> _WORK TO DO_: Retype the whole listing below, character for character.

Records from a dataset
* BEGIN *
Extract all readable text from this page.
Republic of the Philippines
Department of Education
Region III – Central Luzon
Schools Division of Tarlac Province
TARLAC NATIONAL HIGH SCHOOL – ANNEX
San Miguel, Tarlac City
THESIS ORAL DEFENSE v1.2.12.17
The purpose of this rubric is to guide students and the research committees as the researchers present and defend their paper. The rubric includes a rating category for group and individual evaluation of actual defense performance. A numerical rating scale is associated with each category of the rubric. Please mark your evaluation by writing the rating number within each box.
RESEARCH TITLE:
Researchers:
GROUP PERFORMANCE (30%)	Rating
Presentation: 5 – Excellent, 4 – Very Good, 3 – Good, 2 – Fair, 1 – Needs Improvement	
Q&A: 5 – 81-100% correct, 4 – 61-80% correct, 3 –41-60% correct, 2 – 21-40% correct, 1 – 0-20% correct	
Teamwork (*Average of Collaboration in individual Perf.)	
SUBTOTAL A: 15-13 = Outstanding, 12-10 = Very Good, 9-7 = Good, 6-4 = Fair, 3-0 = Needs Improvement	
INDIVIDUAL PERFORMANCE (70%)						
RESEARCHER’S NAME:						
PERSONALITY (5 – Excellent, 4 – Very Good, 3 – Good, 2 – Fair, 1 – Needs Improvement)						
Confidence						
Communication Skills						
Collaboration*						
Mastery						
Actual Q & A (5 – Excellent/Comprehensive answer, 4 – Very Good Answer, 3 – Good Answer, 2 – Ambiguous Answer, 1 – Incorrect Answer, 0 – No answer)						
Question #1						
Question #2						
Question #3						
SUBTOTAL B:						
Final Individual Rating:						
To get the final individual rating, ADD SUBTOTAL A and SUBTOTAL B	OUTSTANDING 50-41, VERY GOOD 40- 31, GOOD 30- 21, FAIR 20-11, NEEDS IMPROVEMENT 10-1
* END *
> _RESULT FOR THIS TASK_:
Extract all readable text from this page.
Republic of the Philippines
Department of Education
Region III – Central Luzon
Schools Division of Tarlac Province
TARLAC NATIONAL HIGH SCHOOL – ANNEX
San Miguel, Tarlac City
THESIS ORAL DEFENSE v1.2.12.17
The purpose of this rubric is to guide students and the research committees as the researchers present and defend their paper. The rubric includes a rating category for group and individual evaluation of actual defense performance. A numerical rating scale is associated with each category of the rubric. Please mark your evaluation by writing the rating number within each box.
RESEARCH TITLE:
Researchers:
GROUP PERFORMANCE (30%)	Rating
Presentation: 5 – Excellent, 4 – Very Good, 3 – Good, 2 – Fair, 1 – Needs Improvement	
Q&A: 5 – 81-100% correct, 4 – 61-80% correct, 3 –41-60% correct, 2 – 21-40% correct, 1 – 0-20% correct	
Teamwork (*Average of Collaboration in individual Perf.)	
SUBTOTAL A: 15-13 = Outstanding, 12-10 = Very Good, 9-7 = Good, 6-4 = Fair, 3-0 = Needs Improvement	
INDIVIDUAL PERFORMANCE (70%)						
RESEARCHER’S NAME:						
PERSONALITY (5 – Excellent, 4 – Very Good, 3 – Good, 2 – Fair, 1 – Needs Improvement)						
Confidence						
Communication Skills						
Collaboration*						
Mastery						
Actual Q & A (5 – Excellent/Comprehensive answer, 4 – Very Good Answer, 3 – Good Answer, 2 – Ambiguous Answer, 1 – Incorrect Answer, 0 – No answer)						
Question #1						
Question #2						
Question #3						
SUBTOTAL B:						
Final Individual Rating:						
To get the final individual rating, ADD SUBTOTAL A and SUBTOTAL B	OUTSTANDING 50-41, VERY GOOD 40- 31, GOOD 30- 21, FAIR 20-11, NEEDS IMPROVEMENT 10-1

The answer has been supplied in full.